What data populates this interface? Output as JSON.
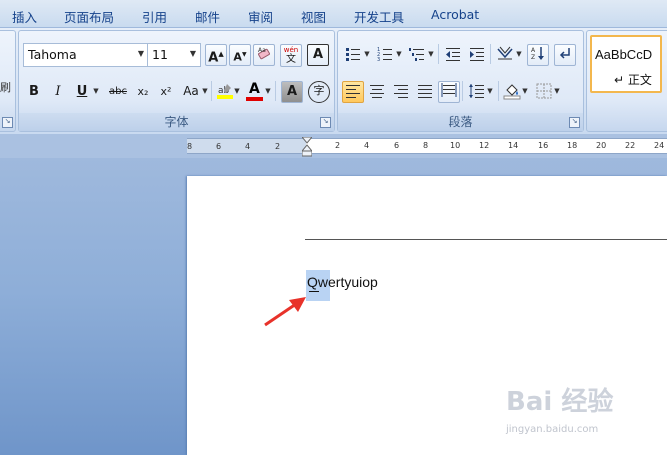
{
  "tabs": [
    "插入",
    "页面布局",
    "引用",
    "邮件",
    "审阅",
    "视图",
    "开发工具",
    "Acrobat"
  ],
  "left_edge_glyph": "刷",
  "font_group": {
    "label": "字体",
    "font_name": "Tahoma",
    "font_size": "11",
    "grow_label": "A",
    "shrink_label": "A",
    "bold": "B",
    "italic": "I",
    "underline": "U",
    "strikethrough": "abc",
    "subscript": "x₂",
    "superscript": "x²",
    "change_case": "Aa",
    "font_color_letter": "A",
    "shading_letter": "A",
    "phonetic_label": "wén",
    "enclose_char": "字",
    "highlight_color": "#ffff00",
    "font_color": "#e00000"
  },
  "paragraph_group": {
    "label": "段落"
  },
  "styles": {
    "preview": "AaBbCcD",
    "name": "↵ 正文"
  },
  "ruler": {
    "labels": [
      "8",
      "6",
      "4",
      "2",
      "2",
      "4",
      "6",
      "8",
      "10",
      "12",
      "14",
      "16",
      "18",
      "20",
      "22",
      "24"
    ]
  },
  "document": {
    "text": "Qwertyuiop"
  },
  "watermark": {
    "main": "Bai 经验",
    "sub": "jingyan.baidu.com"
  },
  "colors": {
    "accent": "#15428b",
    "selection": "#b9d3f3",
    "arrow": "#e8322a"
  }
}
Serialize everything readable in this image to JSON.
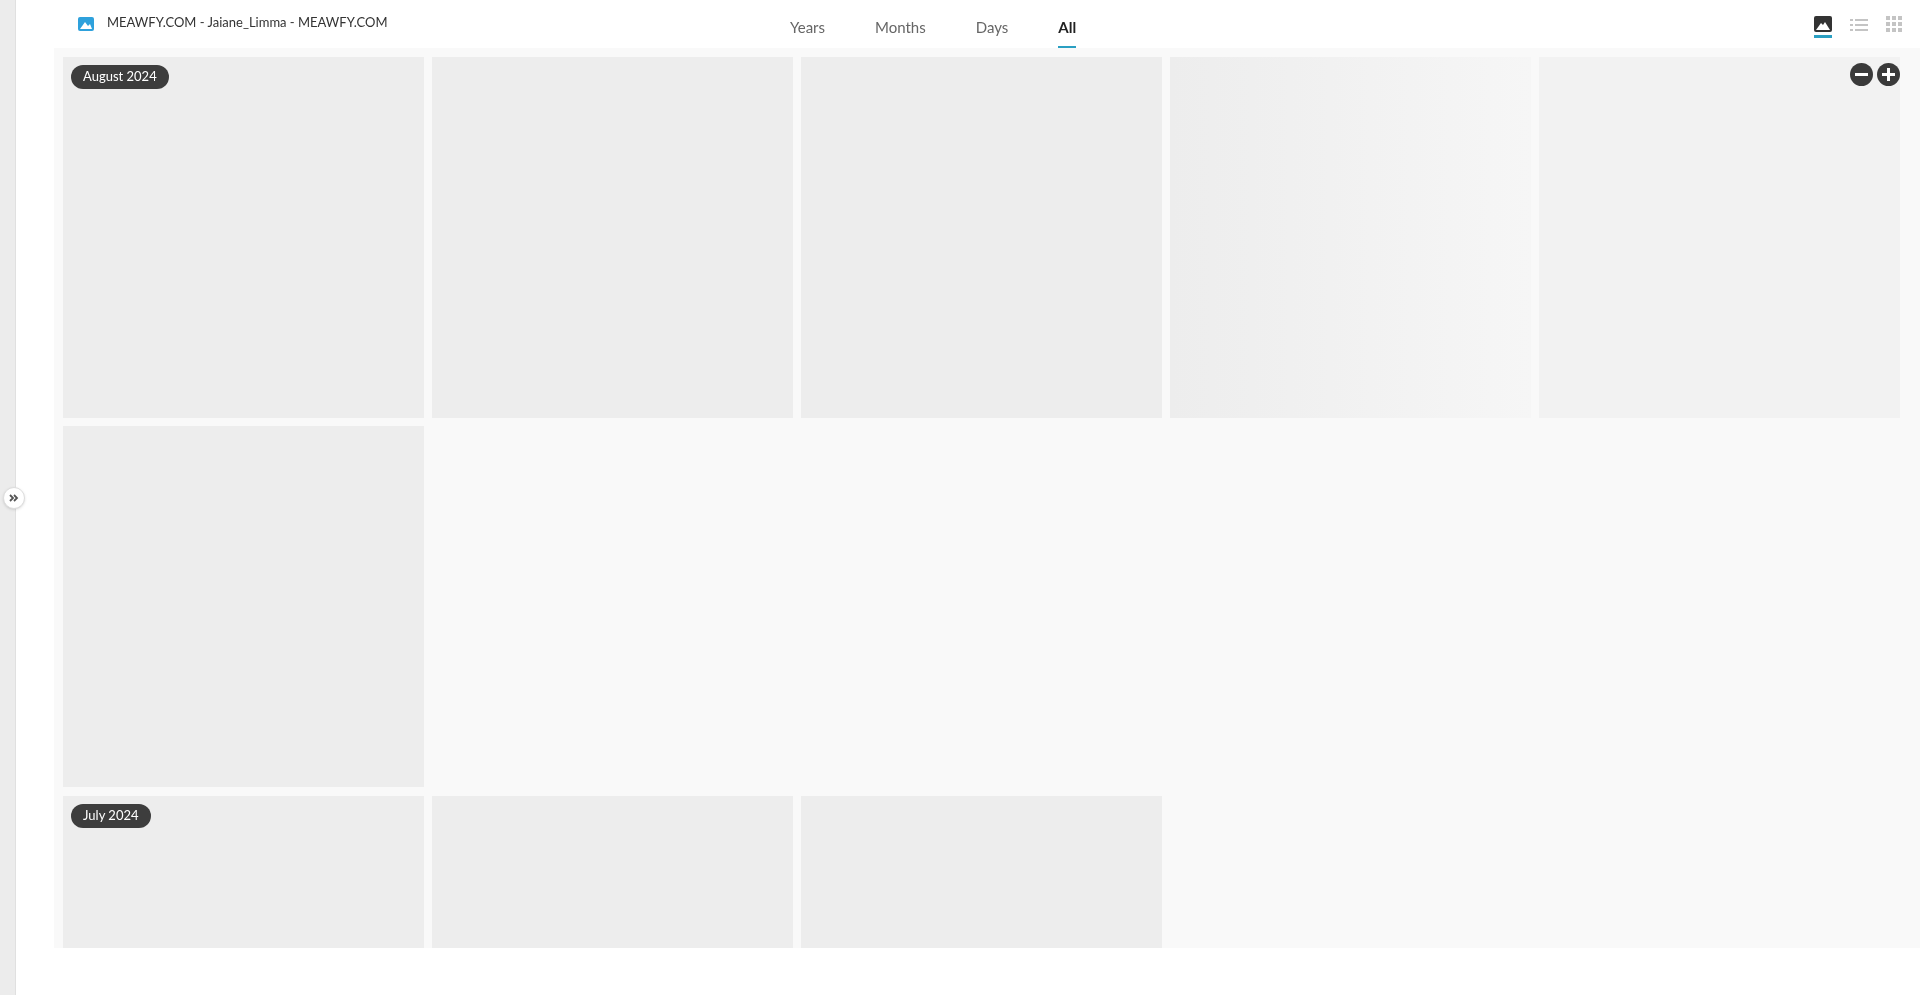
{
  "header": {
    "title": "MEAWFY.COM - Jaiane_Limma - MEAWFY.COM"
  },
  "tabs": [
    {
      "label": "Years",
      "selected": false
    },
    {
      "label": "Months",
      "selected": false
    },
    {
      "label": "Days",
      "selected": false
    },
    {
      "label": "All",
      "selected": true
    }
  ],
  "views": [
    {
      "kind": "photos",
      "selected": true
    },
    {
      "kind": "list",
      "selected": false
    },
    {
      "kind": "grid",
      "selected": false
    }
  ],
  "sections": [
    {
      "label": "August 2024",
      "tiles": [
        {
          "kind": "placeholder"
        },
        {
          "kind": "placeholder"
        },
        {
          "kind": "placeholder"
        },
        {
          "kind": "fading"
        },
        {
          "kind": "faint"
        },
        {
          "kind": "placeholder"
        }
      ]
    },
    {
      "label": "July 2024",
      "tiles": [
        {
          "kind": "placeholder"
        },
        {
          "kind": "placeholder"
        },
        {
          "kind": "placeholder"
        }
      ]
    }
  ]
}
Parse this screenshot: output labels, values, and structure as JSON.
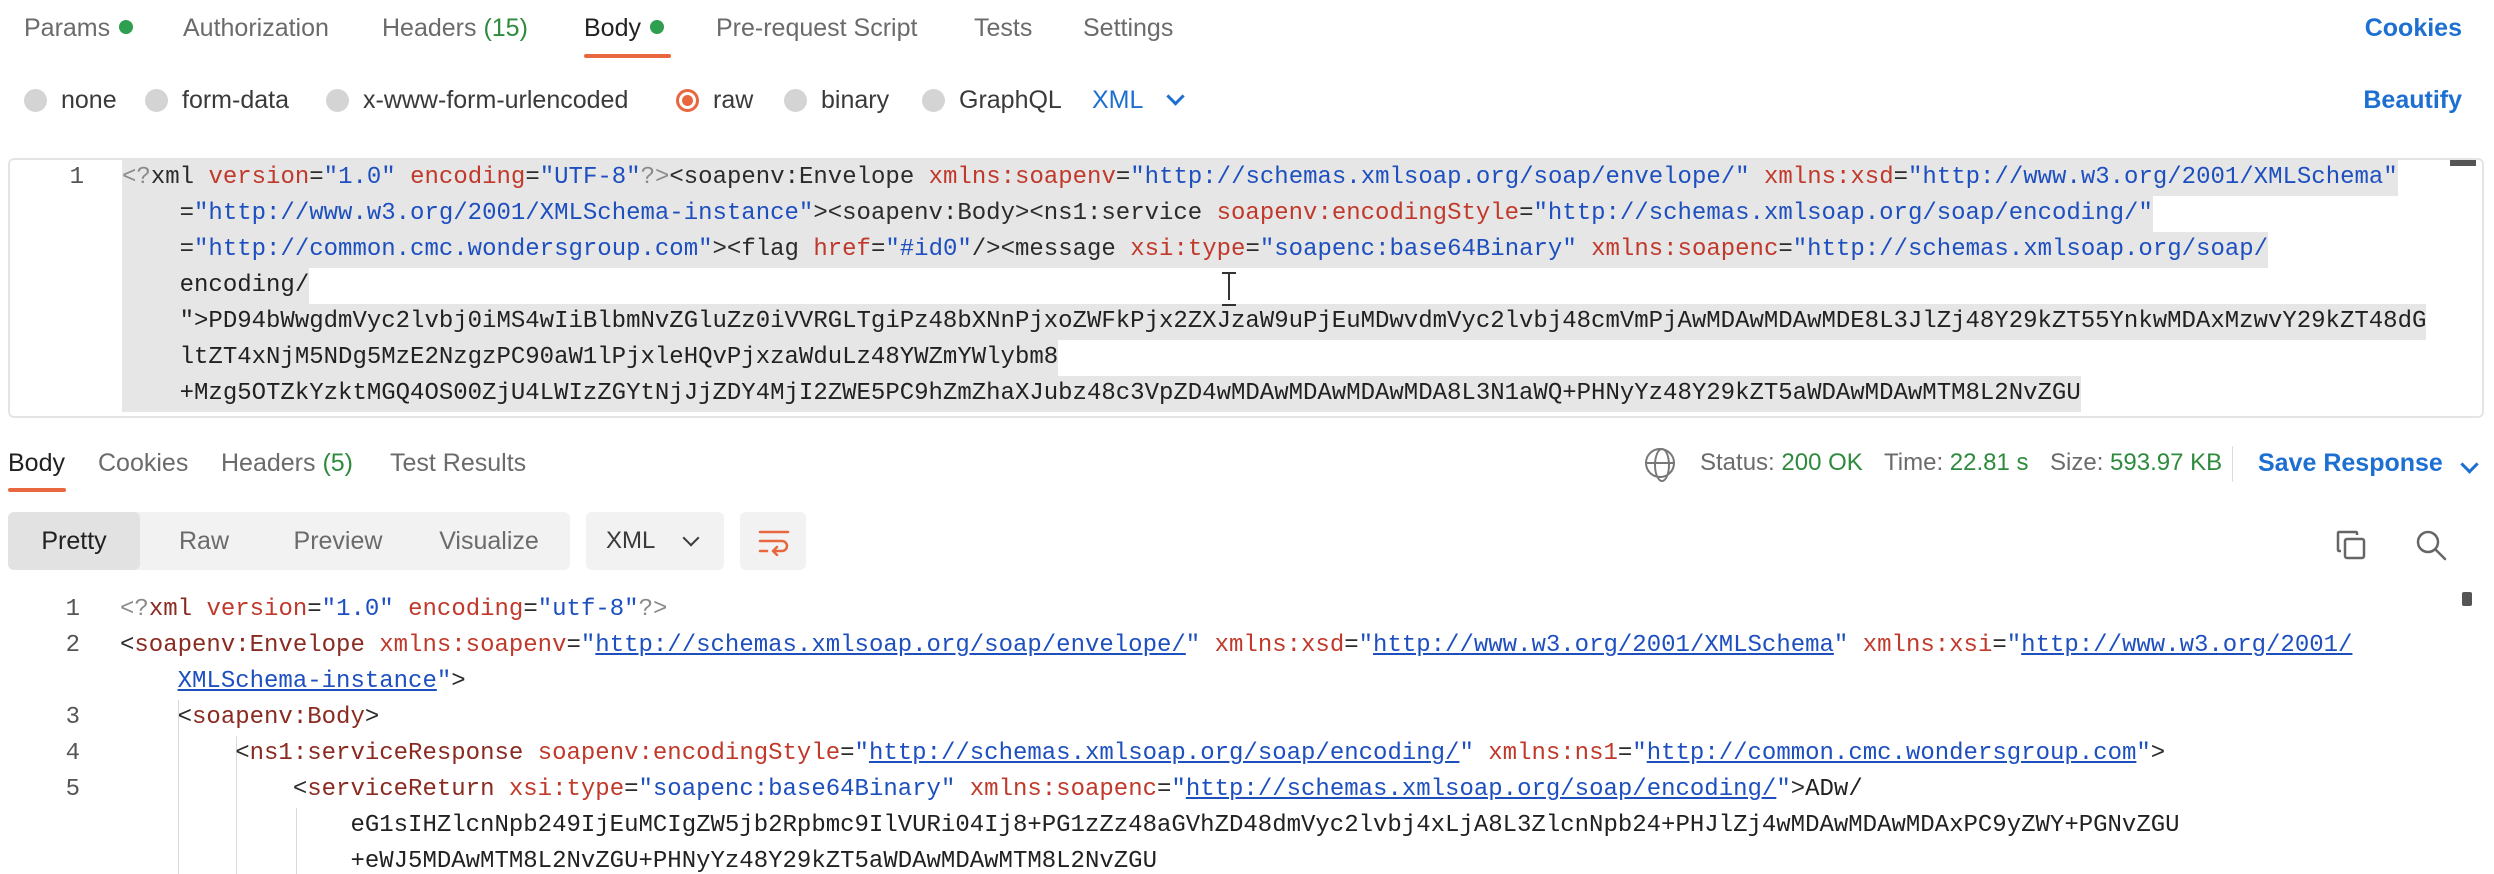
{
  "request_tabs": [
    {
      "label": "Params",
      "dot": true
    },
    {
      "label": "Authorization"
    },
    {
      "label": "Headers",
      "count": "(15)"
    },
    {
      "label": "Body",
      "dot": true,
      "active": true
    },
    {
      "label": "Pre-request Script"
    },
    {
      "label": "Tests"
    },
    {
      "label": "Settings"
    }
  ],
  "cookies_label": "Cookies",
  "body_types": [
    {
      "label": "none"
    },
    {
      "label": "form-data"
    },
    {
      "label": "x-www-form-urlencoded"
    },
    {
      "label": "raw",
      "selected": true
    },
    {
      "label": "binary"
    },
    {
      "label": "GraphQL"
    }
  ],
  "language_select": "XML",
  "beautify_label": "Beautify",
  "request_editor": {
    "line_number": "1",
    "lines": [
      "<?xml version=\"1.0\" encoding=\"UTF-8\"?><soapenv:Envelope xmlns:soapenv=\"http://schemas.xmlsoap.org/soap/envelope/\" xmlns:xsd=\"http://www.w3.org/2001/XMLSchema\"",
      "    xmlns:xsi=\"http://www.w3.org/2001/XMLSchema-instance\"><soapenv:Body><ns1:service soapenv:encodingStyle=\"http://schemas.xmlsoap.org/soap/encoding/\"",
      "    xmlns:ns1=\"http://common.cmc.wondersgroup.com\"><flag href=\"#id0\"/><message xsi:type=\"soapenc:base64Binary\" xmlns:soapenc=\"http://schemas.xmlsoap.org/soap/",
      "    encoding/",
      "    \">PD94bWwgdmVyc2lvbj0iMS4wIiBlbmNvZGluZz0iVVRGLTgiPz48bXNnPjxoZWFkPjx2ZXJzaW9uPjEuMDwvdmVyc2lvbj48cmVmPjAwMDAwMDAwMDE8L3JlZj48Y29kZT55YnkwMDAxMzwvY29kZT48dG",
      "    ltZT4xNjM5NDg5MzE2NzgzPC90aW1lPjxleHQvPjxzaWduLz48YWZmYWlybm8",
      "    +Mzg5OTZkYzktMGQ4OS00ZjU4LWIzZGYtNjJjZDY4MjI2ZWE5PC9hZmZhaXJubz48c3VpZD4wMDAwMDAwMDAwMDA8L3N1aWQ+PHNyYz48Y29kZT5aWDAwMDAwMTM8L2NvZGU"
    ]
  },
  "response_tabs": [
    {
      "label": "Body",
      "active": true
    },
    {
      "label": "Cookies"
    },
    {
      "label": "Headers",
      "count": "(5)"
    },
    {
      "label": "Test Results"
    }
  ],
  "response_meta": {
    "status_label": "Status:",
    "status_value": "200 OK",
    "time_label": "Time:",
    "time_value": "22.81 s",
    "size_label": "Size:",
    "size_value": "593.97 KB"
  },
  "save_response_label": "Save Response",
  "view_modes": [
    {
      "label": "Pretty",
      "active": true
    },
    {
      "label": "Raw"
    },
    {
      "label": "Preview"
    },
    {
      "label": "Visualize"
    }
  ],
  "format_select": "XML",
  "response_editor": {
    "line_numbers": [
      "1",
      "2",
      "",
      "3",
      "4",
      "5",
      "",
      ""
    ],
    "lines": [
      "<?xml version=\"1.0\" encoding=\"utf-8\"?>",
      "<soapenv:Envelope xmlns:soapenv=\"http://schemas.xmlsoap.org/soap/envelope/\" xmlns:xsd=\"http://www.w3.org/2001/XMLSchema\" xmlns:xsi=\"http://www.w3.org/2001/",
      "    XMLSchema-instance\">",
      "    <soapenv:Body>",
      "        <ns1:serviceResponse soapenv:encodingStyle=\"http://schemas.xmlsoap.org/soap/encoding/\" xmlns:ns1=\"http://common.cmc.wondersgroup.com\">",
      "            <serviceReturn xsi:type=\"soapenc:base64Binary\" xmlns:soapenc=\"http://schemas.xmlsoap.org/soap/encoding/\">ADw/",
      "                eG1sIHZlcnNpb249IjEuMCIgZW5jb2Rpbmc9IlVURi04Ij8+PG1zZz48aGVhZD48dmVyc2lvbj4xLjA8L3ZlcnNpb24+PHJlZj4wMDAwMDAwMDAxPC9yZWY+PGNvZGU",
      "                +eWJ5MDAwMTM8L2NvZGU+PHNyYz48Y29kZT5aWDAwMDAwMTM8L2NvZGU"
    ]
  },
  "colors": {
    "accent": "#e8673f",
    "link": "#1d6fd1",
    "success": "#2e8b3d"
  }
}
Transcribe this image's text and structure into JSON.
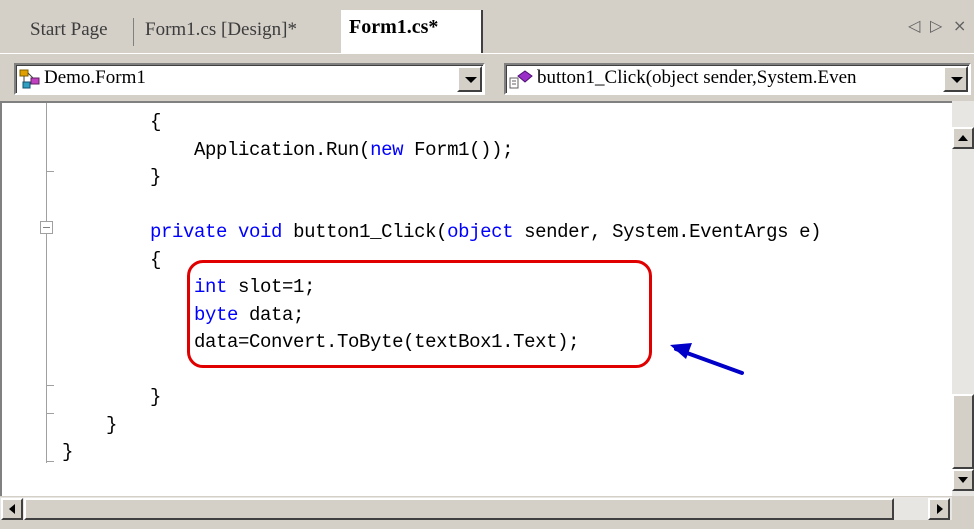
{
  "tabs": [
    {
      "label": "Start Page",
      "active": false
    },
    {
      "label": "Form1.cs [Design]*",
      "active": false
    },
    {
      "label": "Form1.cs*",
      "active": true
    }
  ],
  "tab_nav": {
    "prev": "◁",
    "next": "▷",
    "close": "×"
  },
  "class_dropdown": {
    "icon": "class-icon",
    "value": "Demo.Form1"
  },
  "member_dropdown": {
    "icon": "method-icon",
    "value": "button1_Click(object sender,System.Even"
  },
  "code": {
    "lines": [
      {
        "indent": "        ",
        "parts": [
          {
            "t": "{",
            "k": false
          }
        ]
      },
      {
        "indent": "            ",
        "parts": [
          {
            "t": "Application.Run(",
            "k": false
          },
          {
            "t": "new",
            "k": true
          },
          {
            "t": " Form1());",
            "k": false
          }
        ]
      },
      {
        "indent": "        ",
        "parts": [
          {
            "t": "}",
            "k": false
          }
        ]
      },
      {
        "indent": "",
        "parts": []
      },
      {
        "indent": "        ",
        "parts": [
          {
            "t": "private",
            "k": true
          },
          {
            "t": " ",
            "k": false
          },
          {
            "t": "void",
            "k": true
          },
          {
            "t": " button1_Click(",
            "k": false
          },
          {
            "t": "object",
            "k": true
          },
          {
            "t": " sender, System.EventArgs e)",
            "k": false
          }
        ]
      },
      {
        "indent": "        ",
        "parts": [
          {
            "t": "{",
            "k": false
          }
        ]
      },
      {
        "indent": "            ",
        "parts": [
          {
            "t": "int",
            "k": true
          },
          {
            "t": " slot=1;",
            "k": false
          }
        ]
      },
      {
        "indent": "            ",
        "parts": [
          {
            "t": "byte",
            "k": true
          },
          {
            "t": " data;",
            "k": false
          }
        ]
      },
      {
        "indent": "            ",
        "parts": [
          {
            "t": "data=Convert.ToByte(textBox1.Text);",
            "k": false
          }
        ]
      },
      {
        "indent": "",
        "parts": []
      },
      {
        "indent": "        ",
        "parts": [
          {
            "t": "}",
            "k": false
          }
        ]
      },
      {
        "indent": "    ",
        "parts": [
          {
            "t": "}",
            "k": false
          }
        ]
      },
      {
        "indent": "",
        "parts": [
          {
            "t": "}",
            "k": false
          }
        ]
      }
    ]
  },
  "colors": {
    "keyword": "#0000ff",
    "highlight": "#e00000",
    "annotation_arrow": "#0000c8"
  }
}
+++++
List the lines of the records where "instance" occurs.

      "    xmlns:xsi=\"http://www.w3.org/2001/XMLSchema-instance\"><soapenv:Body><ns1:service soapenv:encodingStyle=\"http://schemas.xmlsoap.org/soap/encoding/\"",
      "    XMLSchema-instance\">",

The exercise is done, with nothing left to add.